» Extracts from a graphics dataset
--

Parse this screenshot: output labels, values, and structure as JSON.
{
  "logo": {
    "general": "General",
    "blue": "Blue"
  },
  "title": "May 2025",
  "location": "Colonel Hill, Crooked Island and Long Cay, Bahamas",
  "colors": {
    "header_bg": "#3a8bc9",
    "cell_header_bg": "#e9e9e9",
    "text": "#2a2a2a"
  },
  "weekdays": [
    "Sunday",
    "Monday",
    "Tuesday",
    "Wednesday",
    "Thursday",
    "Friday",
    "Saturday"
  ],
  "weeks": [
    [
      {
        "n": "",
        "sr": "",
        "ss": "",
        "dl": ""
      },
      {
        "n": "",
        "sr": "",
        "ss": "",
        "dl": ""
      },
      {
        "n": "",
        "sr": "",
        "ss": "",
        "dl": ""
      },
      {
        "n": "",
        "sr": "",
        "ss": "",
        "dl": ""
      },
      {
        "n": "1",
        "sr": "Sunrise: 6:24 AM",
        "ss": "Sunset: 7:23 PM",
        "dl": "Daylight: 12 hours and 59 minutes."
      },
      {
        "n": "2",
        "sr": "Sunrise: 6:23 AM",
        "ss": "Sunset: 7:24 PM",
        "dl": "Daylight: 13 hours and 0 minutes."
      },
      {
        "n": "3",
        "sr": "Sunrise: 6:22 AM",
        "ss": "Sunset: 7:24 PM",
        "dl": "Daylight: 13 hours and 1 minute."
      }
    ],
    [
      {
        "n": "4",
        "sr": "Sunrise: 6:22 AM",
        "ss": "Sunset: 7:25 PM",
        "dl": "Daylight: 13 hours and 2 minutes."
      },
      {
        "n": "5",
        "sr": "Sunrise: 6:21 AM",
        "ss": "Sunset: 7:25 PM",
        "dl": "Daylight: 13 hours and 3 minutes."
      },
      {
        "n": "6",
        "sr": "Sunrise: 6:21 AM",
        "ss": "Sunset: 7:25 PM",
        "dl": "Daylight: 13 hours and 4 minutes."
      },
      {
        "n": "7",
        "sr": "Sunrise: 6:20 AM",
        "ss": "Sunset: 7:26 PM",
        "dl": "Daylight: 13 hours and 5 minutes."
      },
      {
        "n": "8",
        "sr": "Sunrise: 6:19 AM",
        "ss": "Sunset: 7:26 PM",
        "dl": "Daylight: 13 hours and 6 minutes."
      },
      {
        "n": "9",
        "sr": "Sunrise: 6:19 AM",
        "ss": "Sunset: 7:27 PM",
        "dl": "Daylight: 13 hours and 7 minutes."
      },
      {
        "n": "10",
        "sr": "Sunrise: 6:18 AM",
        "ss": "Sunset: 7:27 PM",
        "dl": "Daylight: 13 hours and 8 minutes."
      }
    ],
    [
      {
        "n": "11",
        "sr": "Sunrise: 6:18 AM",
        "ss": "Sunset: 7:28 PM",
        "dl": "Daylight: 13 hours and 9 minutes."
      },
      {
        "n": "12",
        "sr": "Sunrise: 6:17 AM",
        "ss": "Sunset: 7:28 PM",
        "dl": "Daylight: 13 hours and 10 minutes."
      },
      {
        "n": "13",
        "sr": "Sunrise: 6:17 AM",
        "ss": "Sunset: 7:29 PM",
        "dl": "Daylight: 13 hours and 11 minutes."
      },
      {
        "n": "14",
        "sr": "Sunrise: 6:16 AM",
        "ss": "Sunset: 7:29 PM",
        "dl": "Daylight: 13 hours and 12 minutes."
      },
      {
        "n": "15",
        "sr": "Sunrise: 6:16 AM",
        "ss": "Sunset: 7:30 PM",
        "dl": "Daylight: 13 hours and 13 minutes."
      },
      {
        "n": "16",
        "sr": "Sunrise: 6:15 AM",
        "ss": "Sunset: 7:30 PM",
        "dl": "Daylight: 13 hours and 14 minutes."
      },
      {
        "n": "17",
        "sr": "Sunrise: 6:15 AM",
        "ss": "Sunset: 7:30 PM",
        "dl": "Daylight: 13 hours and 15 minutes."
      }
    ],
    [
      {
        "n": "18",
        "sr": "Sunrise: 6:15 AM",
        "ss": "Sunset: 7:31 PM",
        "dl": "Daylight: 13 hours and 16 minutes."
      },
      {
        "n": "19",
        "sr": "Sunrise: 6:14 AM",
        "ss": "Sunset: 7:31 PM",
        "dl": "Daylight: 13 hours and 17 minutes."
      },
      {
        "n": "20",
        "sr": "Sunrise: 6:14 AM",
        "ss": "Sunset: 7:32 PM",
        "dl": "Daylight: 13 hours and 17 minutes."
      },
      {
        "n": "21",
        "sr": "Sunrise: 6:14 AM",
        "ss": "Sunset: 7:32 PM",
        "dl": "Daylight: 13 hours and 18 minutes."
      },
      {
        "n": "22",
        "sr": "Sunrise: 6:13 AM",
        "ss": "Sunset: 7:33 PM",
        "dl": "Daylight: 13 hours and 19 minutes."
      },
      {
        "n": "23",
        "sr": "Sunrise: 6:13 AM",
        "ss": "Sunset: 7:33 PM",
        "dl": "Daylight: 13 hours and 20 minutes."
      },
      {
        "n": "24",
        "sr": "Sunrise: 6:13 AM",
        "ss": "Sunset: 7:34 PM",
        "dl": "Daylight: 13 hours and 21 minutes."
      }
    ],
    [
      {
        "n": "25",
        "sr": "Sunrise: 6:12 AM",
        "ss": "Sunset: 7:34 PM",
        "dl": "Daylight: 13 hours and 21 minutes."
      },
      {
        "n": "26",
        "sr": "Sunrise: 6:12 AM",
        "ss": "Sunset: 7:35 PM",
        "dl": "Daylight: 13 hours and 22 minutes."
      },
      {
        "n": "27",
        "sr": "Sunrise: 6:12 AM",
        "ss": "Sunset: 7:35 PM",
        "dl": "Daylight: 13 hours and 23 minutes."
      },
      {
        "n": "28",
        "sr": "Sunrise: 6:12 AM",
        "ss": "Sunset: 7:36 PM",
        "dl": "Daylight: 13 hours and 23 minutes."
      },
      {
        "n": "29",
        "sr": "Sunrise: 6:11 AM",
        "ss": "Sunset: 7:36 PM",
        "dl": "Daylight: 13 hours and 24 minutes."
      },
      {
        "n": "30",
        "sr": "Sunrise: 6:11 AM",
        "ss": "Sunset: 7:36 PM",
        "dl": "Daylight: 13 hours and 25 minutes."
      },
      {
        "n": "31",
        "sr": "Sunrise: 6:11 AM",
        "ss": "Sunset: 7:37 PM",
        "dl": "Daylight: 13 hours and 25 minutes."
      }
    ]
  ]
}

--

» Your goal
From the data above, extract every line in its exact form.

» Written answer
Parse this screenshot: output labels, values, and structure as JSON.
{
  "logo": {
    "general": "General",
    "blue": "Blue"
  },
  "title": "May 2025",
  "location": "Colonel Hill, Crooked Island and Long Cay, Bahamas",
  "colors": {
    "header_bg": "#3a8bc9",
    "cell_header_bg": "#e9e9e9",
    "text": "#2a2a2a"
  },
  "weekdays": [
    "Sunday",
    "Monday",
    "Tuesday",
    "Wednesday",
    "Thursday",
    "Friday",
    "Saturday"
  ],
  "weeks": [
    [
      {
        "n": "",
        "sr": "",
        "ss": "",
        "dl": ""
      },
      {
        "n": "",
        "sr": "",
        "ss": "",
        "dl": ""
      },
      {
        "n": "",
        "sr": "",
        "ss": "",
        "dl": ""
      },
      {
        "n": "",
        "sr": "",
        "ss": "",
        "dl": ""
      },
      {
        "n": "1",
        "sr": "Sunrise: 6:24 AM",
        "ss": "Sunset: 7:23 PM",
        "dl": "Daylight: 12 hours and 59 minutes."
      },
      {
        "n": "2",
        "sr": "Sunrise: 6:23 AM",
        "ss": "Sunset: 7:24 PM",
        "dl": "Daylight: 13 hours and 0 minutes."
      },
      {
        "n": "3",
        "sr": "Sunrise: 6:22 AM",
        "ss": "Sunset: 7:24 PM",
        "dl": "Daylight: 13 hours and 1 minute."
      }
    ],
    [
      {
        "n": "4",
        "sr": "Sunrise: 6:22 AM",
        "ss": "Sunset: 7:25 PM",
        "dl": "Daylight: 13 hours and 2 minutes."
      },
      {
        "n": "5",
        "sr": "Sunrise: 6:21 AM",
        "ss": "Sunset: 7:25 PM",
        "dl": "Daylight: 13 hours and 3 minutes."
      },
      {
        "n": "6",
        "sr": "Sunrise: 6:21 AM",
        "ss": "Sunset: 7:25 PM",
        "dl": "Daylight: 13 hours and 4 minutes."
      },
      {
        "n": "7",
        "sr": "Sunrise: 6:20 AM",
        "ss": "Sunset: 7:26 PM",
        "dl": "Daylight: 13 hours and 5 minutes."
      },
      {
        "n": "8",
        "sr": "Sunrise: 6:19 AM",
        "ss": "Sunset: 7:26 PM",
        "dl": "Daylight: 13 hours and 6 minutes."
      },
      {
        "n": "9",
        "sr": "Sunrise: 6:19 AM",
        "ss": "Sunset: 7:27 PM",
        "dl": "Daylight: 13 hours and 7 minutes."
      },
      {
        "n": "10",
        "sr": "Sunrise: 6:18 AM",
        "ss": "Sunset: 7:27 PM",
        "dl": "Daylight: 13 hours and 8 minutes."
      }
    ],
    [
      {
        "n": "11",
        "sr": "Sunrise: 6:18 AM",
        "ss": "Sunset: 7:28 PM",
        "dl": "Daylight: 13 hours and 9 minutes."
      },
      {
        "n": "12",
        "sr": "Sunrise: 6:17 AM",
        "ss": "Sunset: 7:28 PM",
        "dl": "Daylight: 13 hours and 10 minutes."
      },
      {
        "n": "13",
        "sr": "Sunrise: 6:17 AM",
        "ss": "Sunset: 7:29 PM",
        "dl": "Daylight: 13 hours and 11 minutes."
      },
      {
        "n": "14",
        "sr": "Sunrise: 6:16 AM",
        "ss": "Sunset: 7:29 PM",
        "dl": "Daylight: 13 hours and 12 minutes."
      },
      {
        "n": "15",
        "sr": "Sunrise: 6:16 AM",
        "ss": "Sunset: 7:30 PM",
        "dl": "Daylight: 13 hours and 13 minutes."
      },
      {
        "n": "16",
        "sr": "Sunrise: 6:15 AM",
        "ss": "Sunset: 7:30 PM",
        "dl": "Daylight: 13 hours and 14 minutes."
      },
      {
        "n": "17",
        "sr": "Sunrise: 6:15 AM",
        "ss": "Sunset: 7:30 PM",
        "dl": "Daylight: 13 hours and 15 minutes."
      }
    ],
    [
      {
        "n": "18",
        "sr": "Sunrise: 6:15 AM",
        "ss": "Sunset: 7:31 PM",
        "dl": "Daylight: 13 hours and 16 minutes."
      },
      {
        "n": "19",
        "sr": "Sunrise: 6:14 AM",
        "ss": "Sunset: 7:31 PM",
        "dl": "Daylight: 13 hours and 17 minutes."
      },
      {
        "n": "20",
        "sr": "Sunrise: 6:14 AM",
        "ss": "Sunset: 7:32 PM",
        "dl": "Daylight: 13 hours and 17 minutes."
      },
      {
        "n": "21",
        "sr": "Sunrise: 6:14 AM",
        "ss": "Sunset: 7:32 PM",
        "dl": "Daylight: 13 hours and 18 minutes."
      },
      {
        "n": "22",
        "sr": "Sunrise: 6:13 AM",
        "ss": "Sunset: 7:33 PM",
        "dl": "Daylight: 13 hours and 19 minutes."
      },
      {
        "n": "23",
        "sr": "Sunrise: 6:13 AM",
        "ss": "Sunset: 7:33 PM",
        "dl": "Daylight: 13 hours and 20 minutes."
      },
      {
        "n": "24",
        "sr": "Sunrise: 6:13 AM",
        "ss": "Sunset: 7:34 PM",
        "dl": "Daylight: 13 hours and 21 minutes."
      }
    ],
    [
      {
        "n": "25",
        "sr": "Sunrise: 6:12 AM",
        "ss": "Sunset: 7:34 PM",
        "dl": "Daylight: 13 hours and 21 minutes."
      },
      {
        "n": "26",
        "sr": "Sunrise: 6:12 AM",
        "ss": "Sunset: 7:35 PM",
        "dl": "Daylight: 13 hours and 22 minutes."
      },
      {
        "n": "27",
        "sr": "Sunrise: 6:12 AM",
        "ss": "Sunset: 7:35 PM",
        "dl": "Daylight: 13 hours and 23 minutes."
      },
      {
        "n": "28",
        "sr": "Sunrise: 6:12 AM",
        "ss": "Sunset: 7:36 PM",
        "dl": "Daylight: 13 hours and 23 minutes."
      },
      {
        "n": "29",
        "sr": "Sunrise: 6:11 AM",
        "ss": "Sunset: 7:36 PM",
        "dl": "Daylight: 13 hours and 24 minutes."
      },
      {
        "n": "30",
        "sr": "Sunrise: 6:11 AM",
        "ss": "Sunset: 7:36 PM",
        "dl": "Daylight: 13 hours and 25 minutes."
      },
      {
        "n": "31",
        "sr": "Sunrise: 6:11 AM",
        "ss": "Sunset: 7:37 PM",
        "dl": "Daylight: 13 hours and 25 minutes."
      }
    ]
  ]
}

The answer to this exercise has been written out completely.